GOAL: Sort through the entries below and pull out lines containing the word "should".

-- START --

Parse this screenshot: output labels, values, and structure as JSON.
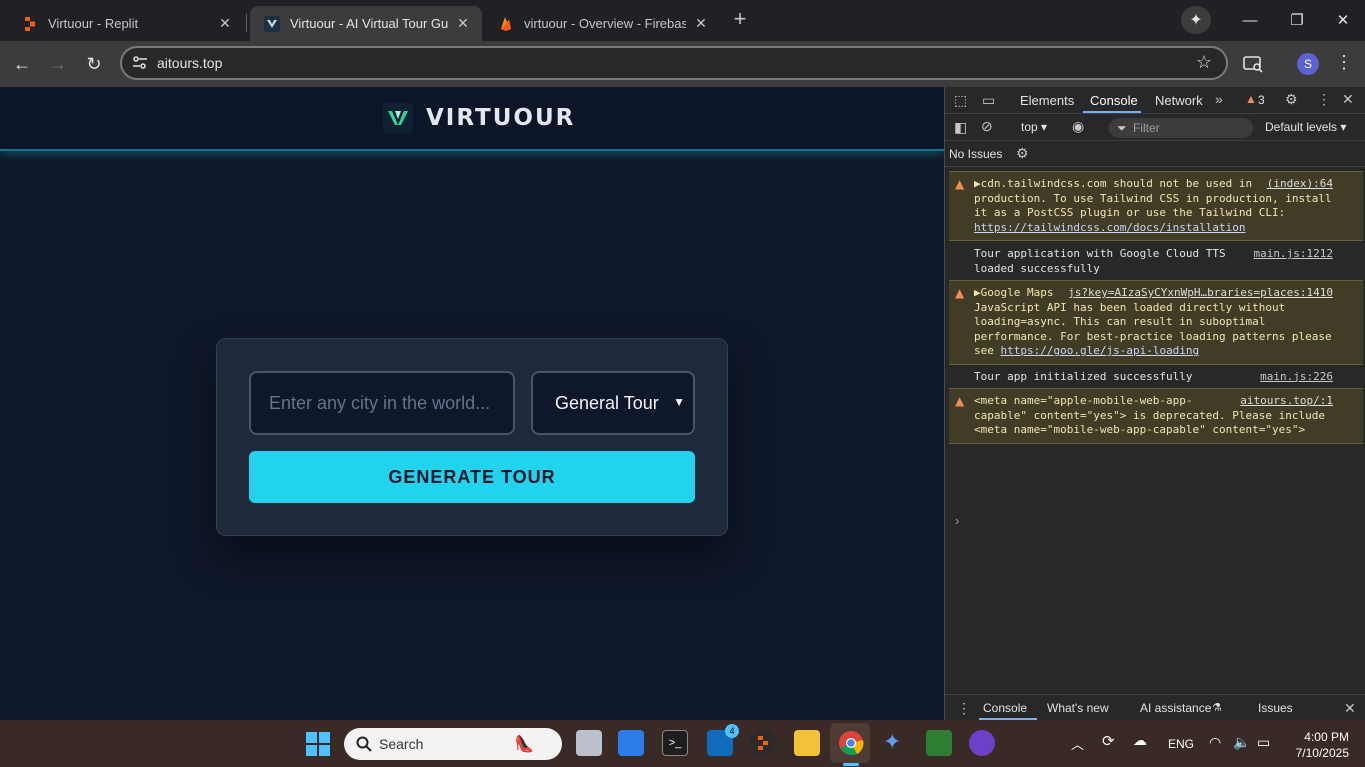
{
  "browser": {
    "tabs": [
      {
        "title": "Virtuour - Replit",
        "active": false
      },
      {
        "title": "Virtuour - AI Virtual Tour Guide",
        "active": true
      },
      {
        "title": "virtuour - Overview - Firebase c",
        "active": false
      }
    ],
    "url": "aitours.top",
    "profile_initial": "S"
  },
  "page": {
    "brand_name": "VIRTUOUR",
    "city_input_placeholder": "Enter any city in the world...",
    "tour_type_selected": "General Tour",
    "generate_button": "GENERATE TOUR",
    "accent": "#22d3ee"
  },
  "devtools": {
    "tabs": [
      "Elements",
      "Console",
      "Network"
    ],
    "active_tab": "Console",
    "warning_count": "3",
    "context": "top",
    "filter_placeholder": "Filter",
    "levels": "Default levels",
    "issues_label": "No Issues",
    "messages": [
      {
        "level": "warn",
        "expandable": true,
        "text": "cdn.tailwindcss.com should not be used in production. To use Tailwind CSS in production, install it as a PostCSS plugin or use the Tailwind CLI: ",
        "link": "https://tailwindcss.com/docs/installation",
        "source": "(index):64"
      },
      {
        "level": "info",
        "expandable": false,
        "text": "Tour application with Google Cloud TTS loaded successfully",
        "link": "",
        "source": "main.js:1212"
      },
      {
        "level": "warn",
        "expandable": true,
        "text": "Google Maps JavaScript API has been loaded directly without loading=async. This can result in suboptimal performance. For best-practice loading patterns please see ",
        "link": "https://goo.gle/js-api-loading",
        "source": "js?key=AIzaSyCYxnWpH…braries=places:1410"
      },
      {
        "level": "info",
        "expandable": false,
        "text": "Tour app initialized successfully",
        "link": "",
        "source": "main.js:226"
      },
      {
        "level": "warn",
        "expandable": false,
        "text": "<meta name=\"apple-mobile-web-app-capable\" content=\"yes\"> is deprecated. Please include <meta name=\"mobile-web-app-capable\" content=\"yes\">",
        "link": "",
        "source": "aitours.top/:1"
      }
    ],
    "drawer_tabs": [
      "Console",
      "What's new",
      "AI assistance",
      "Issues"
    ]
  },
  "taskbar": {
    "search_label": "Search",
    "language": "ENG",
    "time": "4:00 PM",
    "date": "7/10/2025",
    "mail_badge": "4"
  }
}
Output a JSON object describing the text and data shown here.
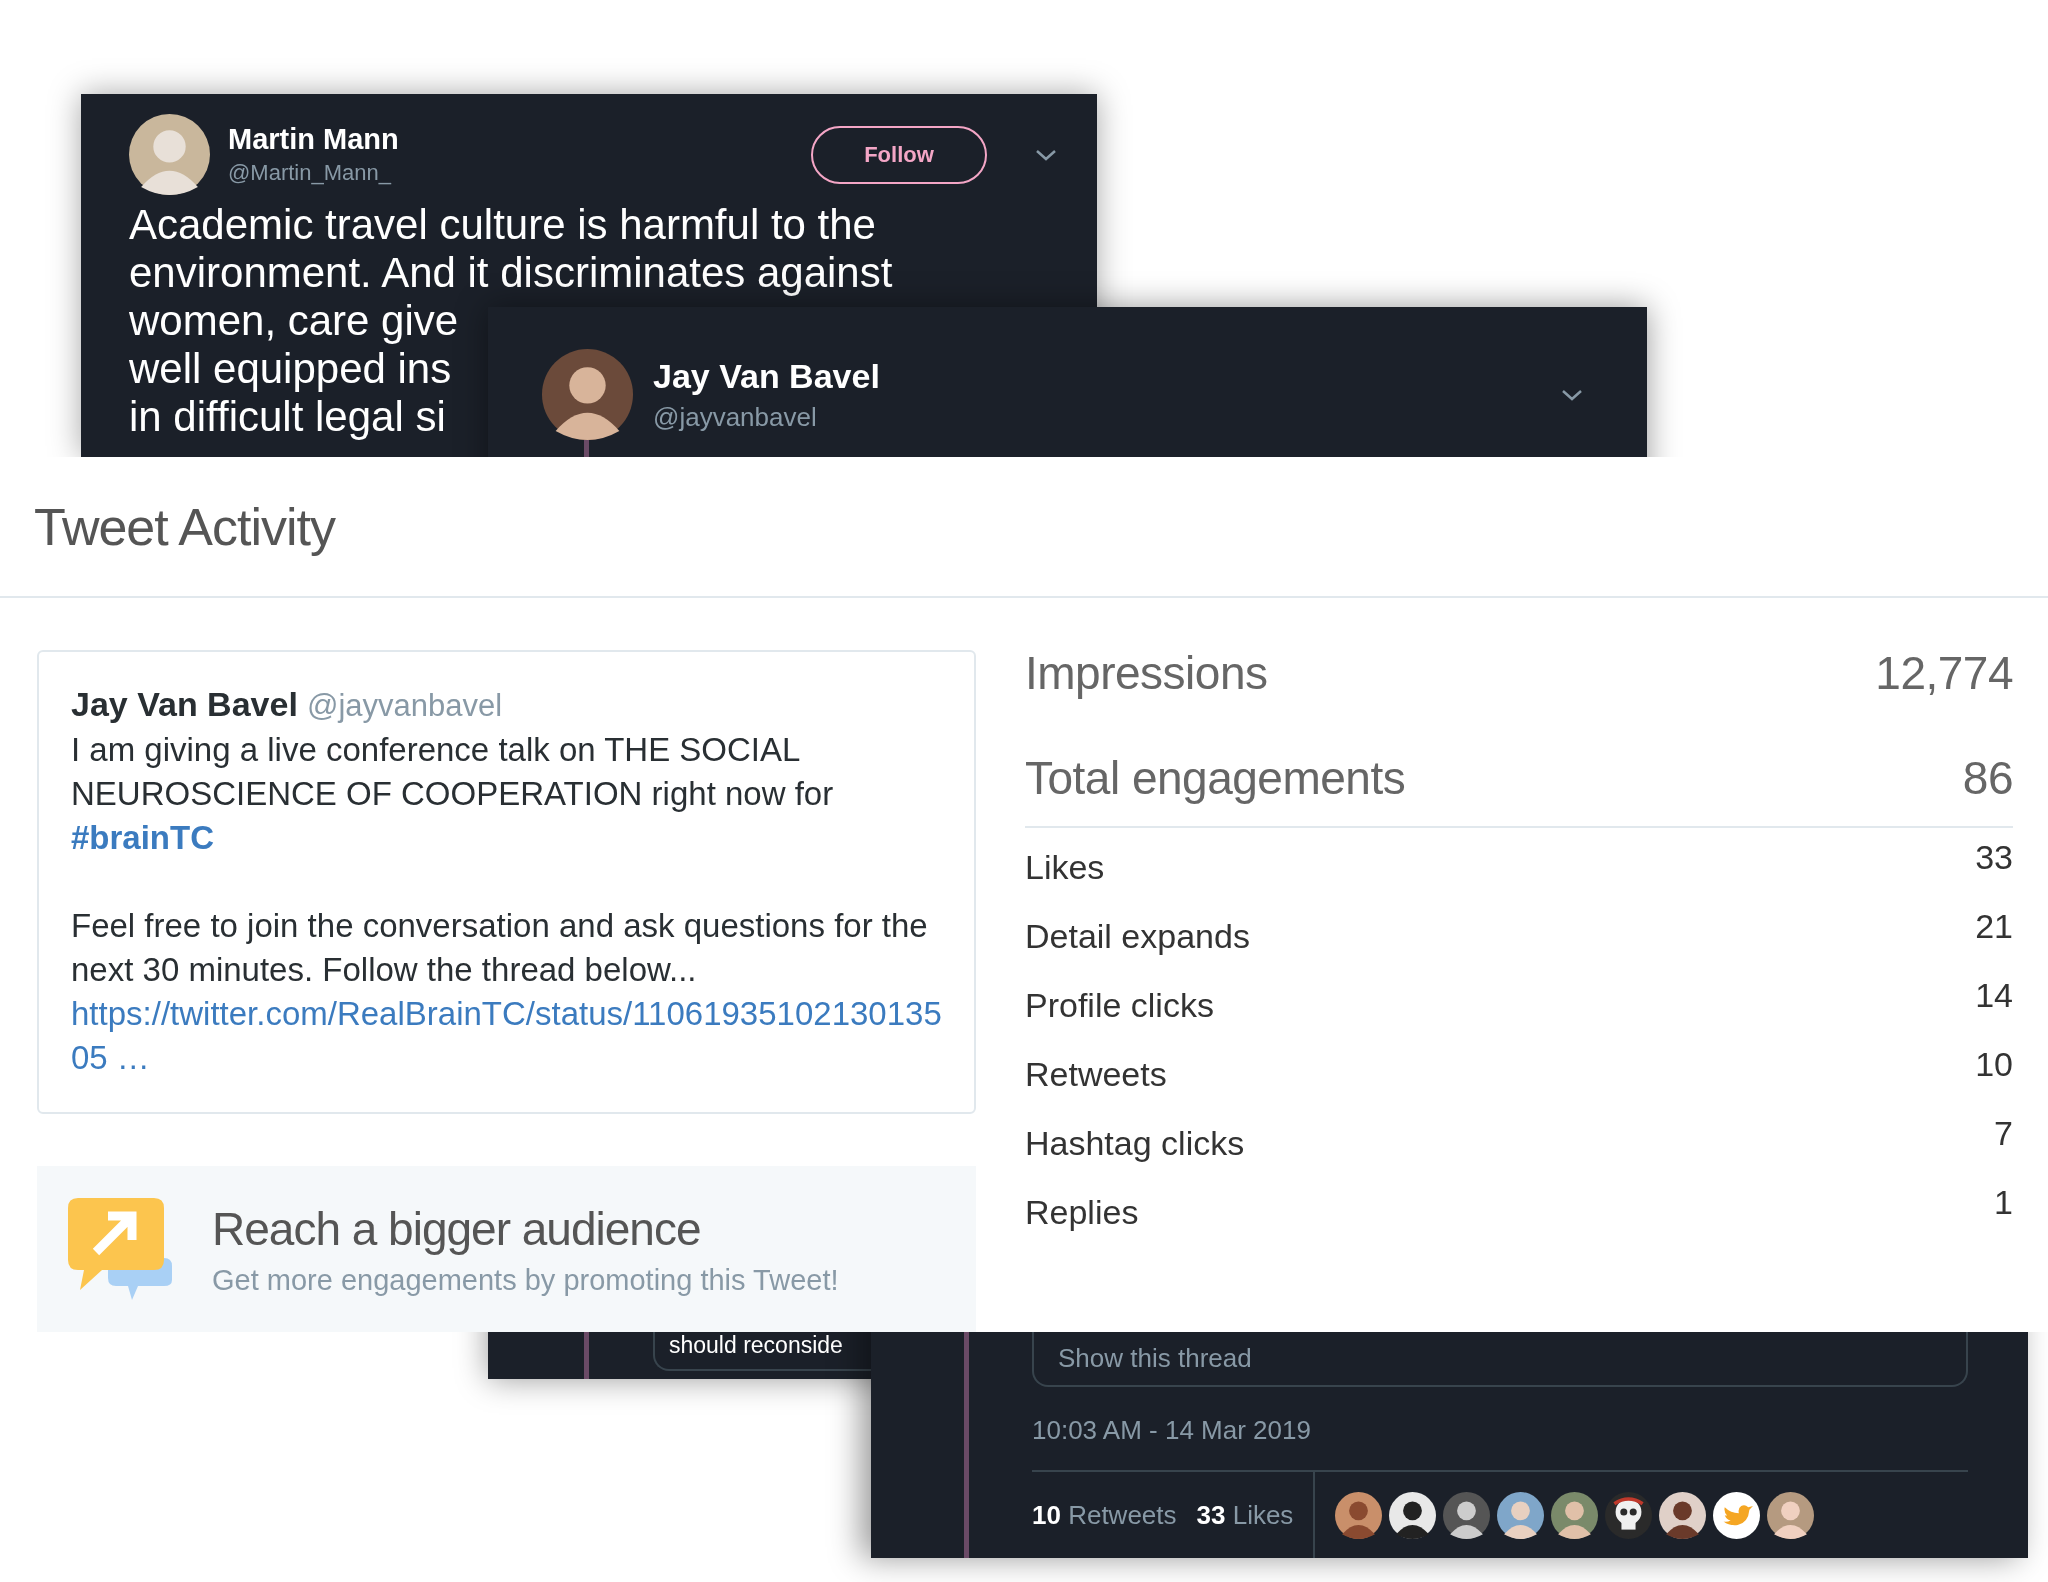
{
  "martin_tweet": {
    "name": "Martin Mann",
    "handle": "@Martin_Mann_",
    "follow_button": "Follow",
    "text_lines": [
      "Academic travel culture is harmful to the",
      "environment. And it discriminates against",
      "women, care give",
      "well equipped ins",
      "in difficult legal si"
    ]
  },
  "jay_tweet": {
    "name": "Jay Van Bavel",
    "handle": "@jayvanbavel",
    "quoted_fragment": "should reconside"
  },
  "thread_tweet": {
    "show_thread": "Show this thread",
    "timestamp": "10:03 AM - 14 Mar 2019",
    "retweets_count": "10",
    "retweets_label": "Retweets",
    "likes_count": "33",
    "likes_label": "Likes",
    "liker_avatars": [
      {
        "kind": "person"
      },
      {
        "kind": "person"
      },
      {
        "kind": "person"
      },
      {
        "kind": "person"
      },
      {
        "kind": "person"
      },
      {
        "kind": "skull"
      },
      {
        "kind": "person"
      },
      {
        "kind": "bird"
      },
      {
        "kind": "person"
      }
    ]
  },
  "tweet_activity": {
    "title": "Tweet Activity",
    "tweet": {
      "name": "Jay Van Bavel",
      "handle": "@jayvanbavel",
      "text": "I am giving a live conference talk on THE SOCIAL NEUROSCIENCE OF COOPERATION right now for",
      "hashtag": "#brainTC",
      "text_2": "Feel free to join the conversation and ask questions for the next 30 minutes. Follow the thread below...",
      "link": "https://twitter.com/RealBrainTC/status/1106193510213013505 …"
    },
    "promo": {
      "title": "Reach a bigger audience",
      "subtitle": "Get more engagements by promoting this Tweet!"
    },
    "impressions": {
      "label": "Impressions",
      "value": "12,774"
    },
    "total_engagements": {
      "label": "Total engagements",
      "value": "86"
    },
    "engagements": [
      {
        "label": "Likes",
        "value": "33"
      },
      {
        "label": "Detail expands",
        "value": "21"
      },
      {
        "label": "Profile clicks",
        "value": "14"
      },
      {
        "label": "Retweets",
        "value": "10"
      },
      {
        "label": "Hashtag clicks",
        "value": "7"
      },
      {
        "label": "Replies",
        "value": "1"
      }
    ]
  }
}
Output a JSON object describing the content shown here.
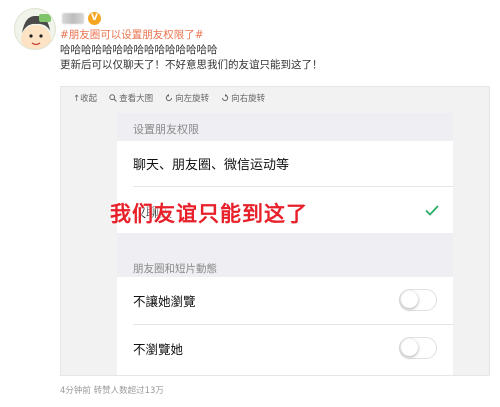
{
  "post": {
    "hashtag": "#朋友圈可以设置朋友权限了#",
    "laugh_line": "哈哈哈哈哈哈哈哈哈哈哈哈哈哈哈",
    "body": "更新后可以仅聊天了！不好意思我们的友谊只能到这了！"
  },
  "badge": {
    "symbol": "V"
  },
  "toolbar": {
    "collapse": "↑收起",
    "view_large": "查看大图",
    "rotate_left": "向左旋转",
    "rotate_right": "向右旋转"
  },
  "screenshot": {
    "section_title": "设置朋友权限",
    "option_all": "聊天、朋友圈、微信运动等",
    "option_chat_only": "仅聊天",
    "check_color": "#2aae67",
    "section2_title": "朋友圈和短片動態",
    "toggle_1_label": "不讓她瀏覽",
    "toggle_2_label": "不瀏覽她",
    "toggle_1_on": false,
    "toggle_2_on": false
  },
  "overlay_caption": "我们友谊只能到这了",
  "footer": "4分钟前 转赞人数超过13万",
  "colors": {
    "hashtag": "#eb7350",
    "overlay_red": "#e8202a"
  }
}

-- END --

EXPECTED OUTPUT:
        "text": "cdn.tailwindcss.com should not be used in production. To use Tailwind CSS in production, install it as a PostCSS plugin or use the Tailwind CLI: ",
    "quoted_fragment": "should reconside"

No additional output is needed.